• _TESTO DI LETTURA_
────────────────────

Poi , all’opinione su Stalin come “vero marxista” , credo sia meglio non rispondere ; penso che rispondere non abbia nemmeno senso .
@Paolo Selmi
Leggerò la tua traduzione e complimenti per la tua scelta sul servizio civile .
Il mio ideale regolativo non è sostituire lo Stato Nazionale , con un Super Stato Nazionale più grande . Ma riarticolare forme e pratiche di antagonismo tra capitale e lavoro attraverso tutti i livelli ( che siano percepiti come locali , glocali , metropolitani , regionali , continentali , globali , transtatali ecc ) e pensare ai diritti sociali e civili come appartenenti non al cittadino , ma alla persona , quale che sia il luogo del mondo in cui si trova . Non esiste una ricetta prestabilita per questa idea regolativa , se non ogni volta che se ne ha l’occasione allargare le frontiere della democrazia ( non solo formale , ma materiale ) e dell’emancipazione ( civile e sociale ) alla “parte dei senza parte” . Stare quindi ogni volta dalla “parte dei senza parte” , secondo la nota formula di Rancière .
capisco al 100% il tuo punto di vista, ma perdonami perché no, non torno a Marx e butto un secolo di lotte insieme all'acqua sporca... lo devo a mio nonno, a mio padre, lo devo pure a te, Mario (ho la sensazione che tu abbia più di 44 anni e sia maggiore di me... e quindi qualche lotta in più di me tu l'abbia fatta), e a tutti quelli che ho conosciuto e che mi hanno fatto diventare quello che sono, e che - aggiungo - ci hanno fatto diventare quello che siamo. E che, giurin giuretta concludo per davvero, non conosciamo neppure, perché dall'altra parte di un muro dove erano tutti sporchi, cattivi, mangiavano i bambini, ma che al solo nominarne lo spettro qui i padroni calavano le braghe. La prova del nove ce l'hai con le grandi conquiste operaie ottenute da quando non c'è più l'URSS, anzi, da poco meno di dieci anni prima, quando morivano tutti di raffredore (fa freddo da quelle parti...) e han capito che non poteva fare paura più a nessuno. A parte in Rocky IV, Rambo III e Invasion USA con Chuck Norris che difende il patrio suolo a stelle e strisce dall'invasione... cubana (sic!).

────────────────────

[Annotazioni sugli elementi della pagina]

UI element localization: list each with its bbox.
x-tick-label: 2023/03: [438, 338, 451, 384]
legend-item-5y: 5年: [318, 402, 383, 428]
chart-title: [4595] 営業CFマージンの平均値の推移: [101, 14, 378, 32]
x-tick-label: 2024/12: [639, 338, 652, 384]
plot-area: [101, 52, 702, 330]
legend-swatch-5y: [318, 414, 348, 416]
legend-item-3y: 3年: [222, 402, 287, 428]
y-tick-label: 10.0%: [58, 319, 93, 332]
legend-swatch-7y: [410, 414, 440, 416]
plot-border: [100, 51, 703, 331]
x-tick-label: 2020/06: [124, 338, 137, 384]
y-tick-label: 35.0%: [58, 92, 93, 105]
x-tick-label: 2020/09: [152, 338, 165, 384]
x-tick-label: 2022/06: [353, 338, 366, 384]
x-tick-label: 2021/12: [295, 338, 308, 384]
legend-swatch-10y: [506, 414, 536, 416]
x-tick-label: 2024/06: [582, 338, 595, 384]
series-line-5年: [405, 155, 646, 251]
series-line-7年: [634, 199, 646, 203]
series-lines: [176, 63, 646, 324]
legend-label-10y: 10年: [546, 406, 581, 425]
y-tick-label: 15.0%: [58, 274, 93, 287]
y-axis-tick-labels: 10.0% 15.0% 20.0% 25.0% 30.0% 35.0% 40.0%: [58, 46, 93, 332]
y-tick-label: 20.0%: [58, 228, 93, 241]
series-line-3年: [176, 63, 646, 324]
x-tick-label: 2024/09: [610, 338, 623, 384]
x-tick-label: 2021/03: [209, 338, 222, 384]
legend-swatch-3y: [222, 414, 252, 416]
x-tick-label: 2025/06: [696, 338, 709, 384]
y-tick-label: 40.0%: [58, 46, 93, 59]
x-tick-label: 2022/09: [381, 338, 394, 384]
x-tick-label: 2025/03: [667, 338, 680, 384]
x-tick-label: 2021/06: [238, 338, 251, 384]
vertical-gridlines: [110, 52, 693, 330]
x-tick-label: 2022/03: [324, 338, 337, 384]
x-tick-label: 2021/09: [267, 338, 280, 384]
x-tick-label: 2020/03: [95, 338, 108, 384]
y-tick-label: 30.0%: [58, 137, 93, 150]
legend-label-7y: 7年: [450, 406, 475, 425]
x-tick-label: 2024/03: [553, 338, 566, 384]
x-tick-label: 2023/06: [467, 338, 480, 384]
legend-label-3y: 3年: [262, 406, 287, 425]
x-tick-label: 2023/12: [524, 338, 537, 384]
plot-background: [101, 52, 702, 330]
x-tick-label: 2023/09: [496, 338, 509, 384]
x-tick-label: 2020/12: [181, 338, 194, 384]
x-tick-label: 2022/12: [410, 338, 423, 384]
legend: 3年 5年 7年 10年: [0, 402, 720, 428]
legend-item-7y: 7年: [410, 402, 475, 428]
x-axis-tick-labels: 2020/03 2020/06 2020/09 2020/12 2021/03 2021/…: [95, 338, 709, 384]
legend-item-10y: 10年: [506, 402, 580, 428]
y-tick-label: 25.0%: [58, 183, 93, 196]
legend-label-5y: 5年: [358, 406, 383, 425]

────────────────────

• _CONSEGNA_
Rispondi alle domande basandoti sul testo di lettura.
(a) A chi devono appartenere i diritti sociali e civili, secondo l'ideale regolativo descritto, invece che al cittadino?
(b) A chi è attribuita la formula "parte dei senza parte"?
(c) In quale film Chuck Norris difende il suolo a stelle e strisce dall'invasione cubana?
Le voci non servono per svolgere l'esercizio.

• _RISPOSTA_
(a) Alla persona, quale che sia il luogo del mondo in cui si trova.
(b) A Rancière.
(c) In Invasion USA.